>> Begin EXCERPTED DATA

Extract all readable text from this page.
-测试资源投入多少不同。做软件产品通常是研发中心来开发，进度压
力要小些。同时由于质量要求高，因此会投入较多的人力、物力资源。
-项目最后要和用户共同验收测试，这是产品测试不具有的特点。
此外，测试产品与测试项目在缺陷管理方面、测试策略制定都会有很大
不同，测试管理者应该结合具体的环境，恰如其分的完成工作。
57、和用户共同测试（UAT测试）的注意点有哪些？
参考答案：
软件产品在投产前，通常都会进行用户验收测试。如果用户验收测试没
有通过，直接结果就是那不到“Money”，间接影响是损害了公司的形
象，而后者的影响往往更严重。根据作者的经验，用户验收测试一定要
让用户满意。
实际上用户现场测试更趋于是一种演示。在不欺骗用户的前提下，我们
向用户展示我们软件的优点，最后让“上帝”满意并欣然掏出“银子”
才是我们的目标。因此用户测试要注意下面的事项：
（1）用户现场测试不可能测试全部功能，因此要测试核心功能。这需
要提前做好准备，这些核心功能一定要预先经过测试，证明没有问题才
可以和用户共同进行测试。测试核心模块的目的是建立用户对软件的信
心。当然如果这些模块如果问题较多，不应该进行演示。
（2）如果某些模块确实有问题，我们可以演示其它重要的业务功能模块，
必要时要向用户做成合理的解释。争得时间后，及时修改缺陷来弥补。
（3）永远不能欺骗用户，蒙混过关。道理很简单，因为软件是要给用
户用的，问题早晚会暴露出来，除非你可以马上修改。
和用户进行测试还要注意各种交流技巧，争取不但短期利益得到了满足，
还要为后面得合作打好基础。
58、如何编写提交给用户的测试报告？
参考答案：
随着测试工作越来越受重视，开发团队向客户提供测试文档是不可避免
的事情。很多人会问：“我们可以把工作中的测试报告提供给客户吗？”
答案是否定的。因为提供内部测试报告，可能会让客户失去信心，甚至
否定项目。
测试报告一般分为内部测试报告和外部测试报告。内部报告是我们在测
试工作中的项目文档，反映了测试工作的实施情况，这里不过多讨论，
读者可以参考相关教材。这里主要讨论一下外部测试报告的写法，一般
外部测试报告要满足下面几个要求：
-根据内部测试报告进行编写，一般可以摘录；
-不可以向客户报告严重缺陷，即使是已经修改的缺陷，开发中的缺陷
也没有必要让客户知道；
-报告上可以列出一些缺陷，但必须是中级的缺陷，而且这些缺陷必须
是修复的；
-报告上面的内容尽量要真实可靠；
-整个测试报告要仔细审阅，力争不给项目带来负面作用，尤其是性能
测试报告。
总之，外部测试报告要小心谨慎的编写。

>> End EXCERPTED DATA

WHAT IS NEEDED: Copy each line of the data above without altering a single character.

RESPONSE TO THIS EXERCISE:
Extract all readable text from this page.
-测试资源投入多少不同。做软件产品通常是研发中心来开发，进度压
力要小些。同时由于质量要求高，因此会投入较多的人力、物力资源。
-项目最后要和用户共同验收测试，这是产品测试不具有的特点。
此外，测试产品与测试项目在缺陷管理方面、测试策略制定都会有很大
不同，测试管理者应该结合具体的环境，恰如其分的完成工作。
57、和用户共同测试（UAT测试）的注意点有哪些？
参考答案：
软件产品在投产前，通常都会进行用户验收测试。如果用户验收测试没
有通过，直接结果就是那不到“Money”，间接影响是损害了公司的形
象，而后者的影响往往更严重。根据作者的经验，用户验收测试一定要
让用户满意。
实际上用户现场测试更趋于是一种演示。在不欺骗用户的前提下，我们
向用户展示我们软件的优点，最后让“上帝”满意并欣然掏出“银子”
才是我们的目标。因此用户测试要注意下面的事项：
（1）用户现场测试不可能测试全部功能，因此要测试核心功能。这需
要提前做好准备，这些核心功能一定要预先经过测试，证明没有问题才
可以和用户共同进行测试。测试核心模块的目的是建立用户对软件的信
心。当然如果这些模块如果问题较多，不应该进行演示。
（2）如果某些模块确实有问题，我们可以演示其它重要的业务功能模块，
必要时要向用户做成合理的解释。争得时间后，及时修改缺陷来弥补。
（3）永远不能欺骗用户，蒙混过关。道理很简单，因为软件是要给用
户用的，问题早晚会暴露出来，除非你可以马上修改。
和用户进行测试还要注意各种交流技巧，争取不但短期利益得到了满足，
还要为后面得合作打好基础。
58、如何编写提交给用户的测试报告？
参考答案：
随着测试工作越来越受重视，开发团队向客户提供测试文档是不可避免
的事情。很多人会问：“我们可以把工作中的测试报告提供给客户吗？”
答案是否定的。因为提供内部测试报告，可能会让客户失去信心，甚至
否定项目。
测试报告一般分为内部测试报告和外部测试报告。内部报告是我们在测
试工作中的项目文档，反映了测试工作的实施情况，这里不过多讨论，
读者可以参考相关教材。这里主要讨论一下外部测试报告的写法，一般
外部测试报告要满足下面几个要求：
-根据内部测试报告进行编写，一般可以摘录；
-不可以向客户报告严重缺陷，即使是已经修改的缺陷，开发中的缺陷
也没有必要让客户知道；
-报告上可以列出一些缺陷，但必须是中级的缺陷，而且这些缺陷必须
是修复的；
-报告上面的内容尽量要真实可靠；
-整个测试报告要仔细审阅，力争不给项目带来负面作用，尤其是性能
测试报告。
总之，外部测试报告要小心谨慎的编写。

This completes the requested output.